TASK DETAILS |
Would you set down every entry shown below, precisely as written?

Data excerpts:
++++++

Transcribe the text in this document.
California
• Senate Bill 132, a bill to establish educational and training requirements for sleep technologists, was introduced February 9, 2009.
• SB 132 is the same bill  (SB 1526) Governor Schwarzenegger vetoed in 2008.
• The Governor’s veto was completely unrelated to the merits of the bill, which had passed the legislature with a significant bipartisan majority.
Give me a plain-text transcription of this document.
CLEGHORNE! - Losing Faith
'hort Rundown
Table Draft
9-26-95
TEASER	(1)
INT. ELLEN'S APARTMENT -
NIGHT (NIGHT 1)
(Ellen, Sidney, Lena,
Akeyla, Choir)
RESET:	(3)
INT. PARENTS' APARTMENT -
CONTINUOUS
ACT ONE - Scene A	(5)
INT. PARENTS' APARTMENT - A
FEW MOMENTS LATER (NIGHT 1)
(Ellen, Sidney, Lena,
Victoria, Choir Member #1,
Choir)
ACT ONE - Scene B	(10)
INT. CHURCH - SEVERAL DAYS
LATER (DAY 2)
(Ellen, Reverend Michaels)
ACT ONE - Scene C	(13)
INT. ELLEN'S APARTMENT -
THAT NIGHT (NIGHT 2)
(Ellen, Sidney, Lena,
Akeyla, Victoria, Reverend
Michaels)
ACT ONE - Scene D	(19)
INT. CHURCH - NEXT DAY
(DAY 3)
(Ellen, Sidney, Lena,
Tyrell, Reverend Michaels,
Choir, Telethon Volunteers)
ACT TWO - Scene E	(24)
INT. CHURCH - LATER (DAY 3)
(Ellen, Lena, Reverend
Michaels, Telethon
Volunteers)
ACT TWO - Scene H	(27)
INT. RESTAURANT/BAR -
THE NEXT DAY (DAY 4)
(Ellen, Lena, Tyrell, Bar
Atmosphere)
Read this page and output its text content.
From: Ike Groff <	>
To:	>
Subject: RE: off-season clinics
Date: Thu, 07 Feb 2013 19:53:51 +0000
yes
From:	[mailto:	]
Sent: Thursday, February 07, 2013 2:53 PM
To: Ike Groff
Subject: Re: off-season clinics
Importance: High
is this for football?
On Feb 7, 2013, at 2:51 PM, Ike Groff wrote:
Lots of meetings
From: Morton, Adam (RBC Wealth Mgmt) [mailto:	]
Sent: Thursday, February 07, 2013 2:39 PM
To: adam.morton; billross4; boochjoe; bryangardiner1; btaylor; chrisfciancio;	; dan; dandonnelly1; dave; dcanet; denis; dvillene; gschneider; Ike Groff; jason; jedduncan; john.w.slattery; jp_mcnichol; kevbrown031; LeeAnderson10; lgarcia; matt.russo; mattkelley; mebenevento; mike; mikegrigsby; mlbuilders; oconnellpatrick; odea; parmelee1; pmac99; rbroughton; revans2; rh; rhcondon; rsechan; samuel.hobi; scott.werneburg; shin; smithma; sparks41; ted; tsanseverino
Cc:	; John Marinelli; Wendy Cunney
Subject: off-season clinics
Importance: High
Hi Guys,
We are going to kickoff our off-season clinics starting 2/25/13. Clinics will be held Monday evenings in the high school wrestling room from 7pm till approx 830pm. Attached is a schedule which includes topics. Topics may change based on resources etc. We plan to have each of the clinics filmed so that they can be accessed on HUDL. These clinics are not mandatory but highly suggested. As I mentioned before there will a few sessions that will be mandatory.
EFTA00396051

++++++

SOLUTION |
Transcribe the text in this document.
California
• Senate Bill 132, a bill to establish educational and training requirements for sleep technologists, was introduced February 9, 2009.
• SB 132 is the same bill  (SB 1526) Governor Schwarzenegger vetoed in 2008.
• The Governor’s veto was completely unrelated to the merits of the bill, which had passed the legislature with a significant bipartisan majority.
Give me a plain-text transcription of this document.
CLEGHORNE! - Losing Faith
'hort Rundown
Table Draft
9-26-95
TEASER	(1)
INT. ELLEN'S APARTMENT -
NIGHT (NIGHT 1)
(Ellen, Sidney, Lena,
Akeyla, Choir)
RESET:	(3)
INT. PARENTS' APARTMENT -
CONTINUOUS
ACT ONE - Scene A	(5)
INT. PARENTS' APARTMENT - A
FEW MOMENTS LATER (NIGHT 1)
(Ellen, Sidney, Lena,
Victoria, Choir Member #1,
Choir)
ACT ONE - Scene B	(10)
INT. CHURCH - SEVERAL DAYS
LATER (DAY 2)
(Ellen, Reverend Michaels)
ACT ONE - Scene C	(13)
INT. ELLEN'S APARTMENT -
THAT NIGHT (NIGHT 2)
(Ellen, Sidney, Lena,
Akeyla, Victoria, Reverend
Michaels)
ACT ONE - Scene D	(19)
INT. CHURCH - NEXT DAY
(DAY 3)
(Ellen, Sidney, Lena,
Tyrell, Reverend Michaels,
Choir, Telethon Volunteers)
ACT TWO - Scene E	(24)
INT. CHURCH - LATER (DAY 3)
(Ellen, Lena, Reverend
Michaels, Telethon
Volunteers)
ACT TWO - Scene H	(27)
INT. RESTAURANT/BAR -
THE NEXT DAY (DAY 4)
(Ellen, Lena, Tyrell, Bar
Atmosphere)
Read this page and output its text content.
From: Ike Groff <	>
To:	>
Subject: RE: off-season clinics
Date: Thu, 07 Feb 2013 19:53:51 +0000
yes
From:	[mailto:	]
Sent: Thursday, February 07, 2013 2:53 PM
To: Ike Groff
Subject: Re: off-season clinics
Importance: High
is this for football?
On Feb 7, 2013, at 2:51 PM, Ike Groff wrote:
Lots of meetings
From: Morton, Adam (RBC Wealth Mgmt) [mailto:	]
Sent: Thursday, February 07, 2013 2:39 PM
To: adam.morton; billross4; boochjoe; bryangardiner1; btaylor; chrisfciancio;	; dan; dandonnelly1; dave; dcanet; denis; dvillene; gschneider; Ike Groff; jason; jedduncan; john.w.slattery; jp_mcnichol; kevbrown031; LeeAnderson10; lgarcia; matt.russo; mattkelley; mebenevento; mike; mikegrigsby; mlbuilders; oconnellpatrick; odea; parmelee1; pmac99; rbroughton; revans2; rh; rhcondon; rsechan; samuel.hobi; scott.werneburg; shin; smithma; sparks41; ted; tsanseverino
Cc:	; John Marinelli; Wendy Cunney
Subject: off-season clinics
Importance: High
Hi Guys,
We are going to kickoff our off-season clinics starting 2/25/13. Clinics will be held Monday evenings in the high school wrestling room from 7pm till approx 830pm. Attached is a schedule which includes topics. Topics may change based on resources etc. We plan to have each of the clinics filmed so that they can be accessed on HUDL. These clinics are not mandatory but highly suggested. As I mentioned before there will a few sessions that will be mandatory.
EFTA00396051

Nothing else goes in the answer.